WORK TO BE COMPLETED: Below are some records. Copy every line in them that holds "values".

Records from a data collection
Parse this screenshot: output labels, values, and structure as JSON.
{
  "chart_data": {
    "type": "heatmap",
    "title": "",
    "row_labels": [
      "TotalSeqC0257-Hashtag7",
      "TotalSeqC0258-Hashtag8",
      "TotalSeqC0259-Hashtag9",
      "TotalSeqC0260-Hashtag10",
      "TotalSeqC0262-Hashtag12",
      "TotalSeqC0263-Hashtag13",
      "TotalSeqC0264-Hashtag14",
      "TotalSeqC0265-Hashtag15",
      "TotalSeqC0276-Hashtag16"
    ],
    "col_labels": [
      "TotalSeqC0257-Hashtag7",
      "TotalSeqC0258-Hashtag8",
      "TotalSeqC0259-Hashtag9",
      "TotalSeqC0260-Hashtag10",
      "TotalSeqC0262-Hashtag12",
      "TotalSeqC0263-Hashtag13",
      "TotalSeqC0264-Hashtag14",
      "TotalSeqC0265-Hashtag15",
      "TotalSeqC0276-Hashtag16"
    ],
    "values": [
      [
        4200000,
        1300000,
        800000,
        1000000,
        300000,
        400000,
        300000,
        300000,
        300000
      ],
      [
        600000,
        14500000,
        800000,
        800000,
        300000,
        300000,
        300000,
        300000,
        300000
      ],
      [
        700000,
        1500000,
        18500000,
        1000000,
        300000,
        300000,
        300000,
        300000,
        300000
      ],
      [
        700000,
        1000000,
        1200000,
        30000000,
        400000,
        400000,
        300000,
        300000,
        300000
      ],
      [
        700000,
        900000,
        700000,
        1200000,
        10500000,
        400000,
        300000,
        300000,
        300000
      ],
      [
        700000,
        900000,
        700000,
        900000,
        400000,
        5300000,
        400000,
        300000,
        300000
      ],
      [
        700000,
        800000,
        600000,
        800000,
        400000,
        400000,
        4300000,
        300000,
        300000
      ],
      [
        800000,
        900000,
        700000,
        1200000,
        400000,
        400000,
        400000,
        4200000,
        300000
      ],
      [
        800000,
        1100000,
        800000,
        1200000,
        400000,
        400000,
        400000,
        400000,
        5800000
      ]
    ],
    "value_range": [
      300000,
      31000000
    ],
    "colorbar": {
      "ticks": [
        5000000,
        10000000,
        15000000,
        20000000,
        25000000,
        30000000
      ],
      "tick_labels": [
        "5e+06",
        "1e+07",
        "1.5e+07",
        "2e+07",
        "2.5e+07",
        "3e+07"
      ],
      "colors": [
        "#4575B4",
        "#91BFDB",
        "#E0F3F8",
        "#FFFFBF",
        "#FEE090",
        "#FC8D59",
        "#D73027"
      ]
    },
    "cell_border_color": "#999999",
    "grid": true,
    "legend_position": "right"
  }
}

RESPONSE:
Parse this screenshot: output labels, values, and structure as JSON.
    "values": [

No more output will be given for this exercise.